▸ **What the task asks**: Note each line where "name" appears, and copy it.
** Begin Listing **
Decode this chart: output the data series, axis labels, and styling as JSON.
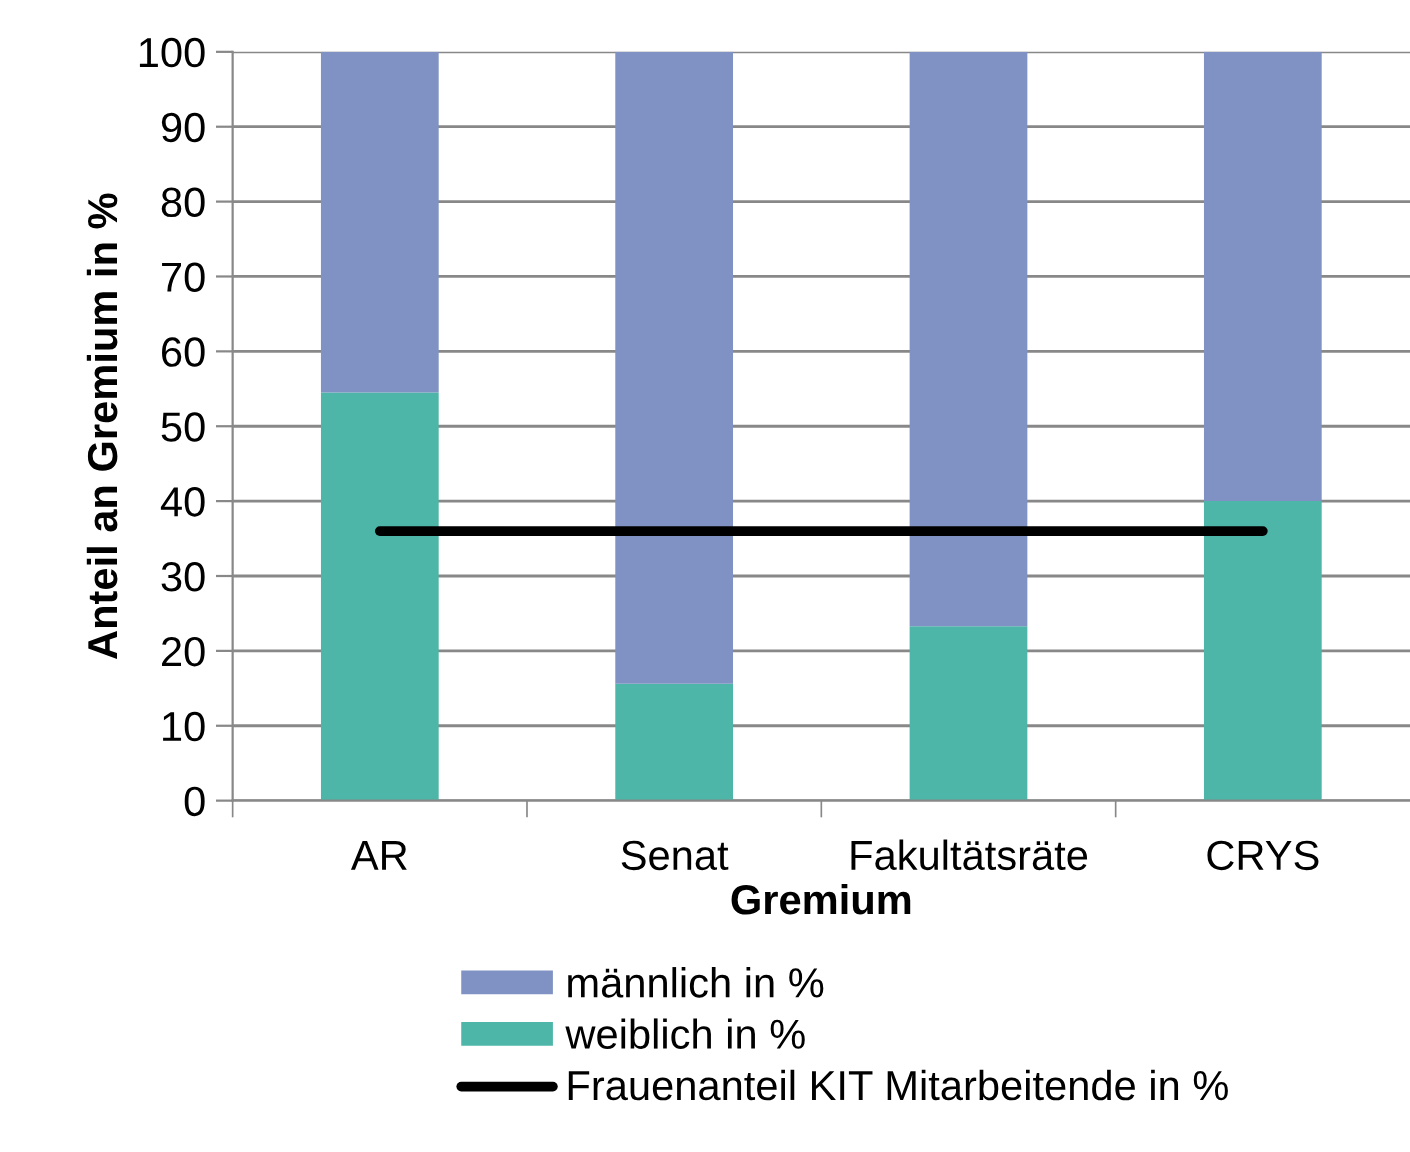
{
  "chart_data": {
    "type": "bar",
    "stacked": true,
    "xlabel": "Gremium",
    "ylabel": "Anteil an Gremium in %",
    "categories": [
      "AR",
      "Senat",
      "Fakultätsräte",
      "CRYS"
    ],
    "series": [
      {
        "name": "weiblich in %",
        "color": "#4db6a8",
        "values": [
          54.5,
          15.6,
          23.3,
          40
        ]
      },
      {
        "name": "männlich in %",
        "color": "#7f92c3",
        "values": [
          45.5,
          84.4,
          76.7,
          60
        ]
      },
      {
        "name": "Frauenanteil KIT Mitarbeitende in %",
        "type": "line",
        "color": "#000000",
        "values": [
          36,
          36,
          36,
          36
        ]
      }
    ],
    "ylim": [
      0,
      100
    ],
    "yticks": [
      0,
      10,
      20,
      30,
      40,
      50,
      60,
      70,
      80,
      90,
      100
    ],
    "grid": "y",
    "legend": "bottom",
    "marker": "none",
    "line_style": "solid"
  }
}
** End Listing **
▸ **Answer to the exercise**:
        "name": "weiblich in %",
        "name": "männlich in %",
        "name": "Frauenanteil KIT Mitarbeitende in %",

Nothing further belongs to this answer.